Work instructions: Keep only the lines of the listing that include the word "fiestas", and copy them.

Supplied entries:
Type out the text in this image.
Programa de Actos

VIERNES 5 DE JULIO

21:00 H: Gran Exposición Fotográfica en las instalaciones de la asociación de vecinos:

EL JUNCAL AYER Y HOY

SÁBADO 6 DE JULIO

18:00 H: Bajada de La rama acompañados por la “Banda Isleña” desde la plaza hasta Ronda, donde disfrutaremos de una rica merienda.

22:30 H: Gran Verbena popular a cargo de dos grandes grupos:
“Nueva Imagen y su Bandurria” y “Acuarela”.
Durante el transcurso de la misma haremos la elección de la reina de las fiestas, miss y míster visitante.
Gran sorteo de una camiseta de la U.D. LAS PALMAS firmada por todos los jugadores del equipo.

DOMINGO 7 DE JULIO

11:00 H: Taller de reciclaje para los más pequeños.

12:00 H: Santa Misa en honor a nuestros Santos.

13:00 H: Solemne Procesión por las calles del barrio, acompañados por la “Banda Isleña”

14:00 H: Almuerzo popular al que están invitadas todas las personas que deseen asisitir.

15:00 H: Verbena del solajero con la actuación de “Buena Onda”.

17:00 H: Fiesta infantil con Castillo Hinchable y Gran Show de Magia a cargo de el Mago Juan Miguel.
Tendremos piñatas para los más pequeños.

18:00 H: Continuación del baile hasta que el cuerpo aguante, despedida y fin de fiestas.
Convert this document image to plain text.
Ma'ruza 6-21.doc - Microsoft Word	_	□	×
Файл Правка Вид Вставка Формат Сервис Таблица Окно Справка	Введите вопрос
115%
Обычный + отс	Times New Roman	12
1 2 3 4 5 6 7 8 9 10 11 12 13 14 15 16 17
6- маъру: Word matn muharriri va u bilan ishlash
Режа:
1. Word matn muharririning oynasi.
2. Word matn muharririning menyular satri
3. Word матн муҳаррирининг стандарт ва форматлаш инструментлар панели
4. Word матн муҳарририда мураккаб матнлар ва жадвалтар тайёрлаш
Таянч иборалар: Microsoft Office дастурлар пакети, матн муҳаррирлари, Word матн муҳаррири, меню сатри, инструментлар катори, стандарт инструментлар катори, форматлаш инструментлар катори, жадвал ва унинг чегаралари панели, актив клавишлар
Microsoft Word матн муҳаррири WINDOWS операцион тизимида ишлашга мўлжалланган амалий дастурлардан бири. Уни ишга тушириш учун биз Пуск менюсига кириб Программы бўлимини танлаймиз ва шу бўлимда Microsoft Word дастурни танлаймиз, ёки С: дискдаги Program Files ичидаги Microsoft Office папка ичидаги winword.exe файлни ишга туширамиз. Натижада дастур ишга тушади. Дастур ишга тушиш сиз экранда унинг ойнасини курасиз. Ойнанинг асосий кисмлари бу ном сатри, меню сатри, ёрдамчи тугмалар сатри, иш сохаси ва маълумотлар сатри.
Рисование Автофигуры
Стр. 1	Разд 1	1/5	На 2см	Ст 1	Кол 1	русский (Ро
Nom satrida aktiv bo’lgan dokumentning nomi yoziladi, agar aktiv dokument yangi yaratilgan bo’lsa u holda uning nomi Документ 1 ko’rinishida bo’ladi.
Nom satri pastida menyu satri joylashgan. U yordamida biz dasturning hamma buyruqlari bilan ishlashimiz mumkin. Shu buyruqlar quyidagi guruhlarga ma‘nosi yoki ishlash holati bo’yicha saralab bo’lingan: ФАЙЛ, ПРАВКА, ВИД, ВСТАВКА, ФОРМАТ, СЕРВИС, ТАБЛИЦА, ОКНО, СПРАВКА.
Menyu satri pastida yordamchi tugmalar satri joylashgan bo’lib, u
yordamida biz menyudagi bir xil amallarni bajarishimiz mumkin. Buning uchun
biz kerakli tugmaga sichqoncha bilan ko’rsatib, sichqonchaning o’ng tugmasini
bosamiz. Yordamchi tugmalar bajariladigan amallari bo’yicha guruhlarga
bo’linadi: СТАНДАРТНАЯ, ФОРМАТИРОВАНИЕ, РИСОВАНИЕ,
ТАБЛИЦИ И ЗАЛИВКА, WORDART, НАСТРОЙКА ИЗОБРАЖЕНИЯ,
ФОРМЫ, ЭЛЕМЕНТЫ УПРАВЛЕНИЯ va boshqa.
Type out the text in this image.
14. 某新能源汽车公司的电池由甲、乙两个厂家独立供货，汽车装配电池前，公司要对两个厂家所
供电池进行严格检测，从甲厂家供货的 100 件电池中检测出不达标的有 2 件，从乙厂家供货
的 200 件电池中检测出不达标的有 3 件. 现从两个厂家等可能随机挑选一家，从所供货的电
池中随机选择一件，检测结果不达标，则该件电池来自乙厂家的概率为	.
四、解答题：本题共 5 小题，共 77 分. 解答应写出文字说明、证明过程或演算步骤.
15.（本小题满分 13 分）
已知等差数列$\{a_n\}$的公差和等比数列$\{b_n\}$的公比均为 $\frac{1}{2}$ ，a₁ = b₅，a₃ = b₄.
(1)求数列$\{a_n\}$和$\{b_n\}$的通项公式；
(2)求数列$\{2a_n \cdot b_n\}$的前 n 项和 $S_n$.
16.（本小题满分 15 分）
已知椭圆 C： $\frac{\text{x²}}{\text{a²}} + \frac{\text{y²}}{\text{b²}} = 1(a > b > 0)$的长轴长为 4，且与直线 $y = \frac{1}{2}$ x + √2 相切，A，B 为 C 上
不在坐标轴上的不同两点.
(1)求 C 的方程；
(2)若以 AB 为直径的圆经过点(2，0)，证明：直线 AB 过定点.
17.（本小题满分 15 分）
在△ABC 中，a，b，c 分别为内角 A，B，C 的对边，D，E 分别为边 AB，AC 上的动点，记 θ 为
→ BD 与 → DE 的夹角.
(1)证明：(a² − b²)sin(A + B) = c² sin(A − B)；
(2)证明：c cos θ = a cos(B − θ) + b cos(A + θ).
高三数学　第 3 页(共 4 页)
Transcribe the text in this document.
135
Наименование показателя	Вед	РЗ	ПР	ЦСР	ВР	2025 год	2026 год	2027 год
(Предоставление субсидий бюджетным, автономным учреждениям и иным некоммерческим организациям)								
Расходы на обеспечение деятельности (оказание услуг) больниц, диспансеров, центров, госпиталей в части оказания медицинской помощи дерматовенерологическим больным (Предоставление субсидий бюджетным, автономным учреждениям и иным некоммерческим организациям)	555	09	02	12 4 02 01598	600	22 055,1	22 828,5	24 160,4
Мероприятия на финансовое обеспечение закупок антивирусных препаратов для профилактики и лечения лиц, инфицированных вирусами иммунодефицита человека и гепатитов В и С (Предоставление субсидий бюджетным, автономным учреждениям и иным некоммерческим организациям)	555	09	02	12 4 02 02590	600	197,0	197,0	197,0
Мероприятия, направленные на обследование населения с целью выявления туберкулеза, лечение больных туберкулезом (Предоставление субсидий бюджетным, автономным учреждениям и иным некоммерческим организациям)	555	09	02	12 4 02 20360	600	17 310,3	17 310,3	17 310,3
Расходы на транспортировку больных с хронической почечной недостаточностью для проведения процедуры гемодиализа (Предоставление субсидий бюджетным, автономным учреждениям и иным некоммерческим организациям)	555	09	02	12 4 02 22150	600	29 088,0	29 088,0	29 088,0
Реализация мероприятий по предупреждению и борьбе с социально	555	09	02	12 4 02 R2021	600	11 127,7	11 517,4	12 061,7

Written reply:
Durante el transcurso de la misma haremos la elección de la reina de las fiestas, miss y míster visitante.
18:00 H: Continuación del baile hasta que el cuerpo aguante, despedida y fin de fiestas.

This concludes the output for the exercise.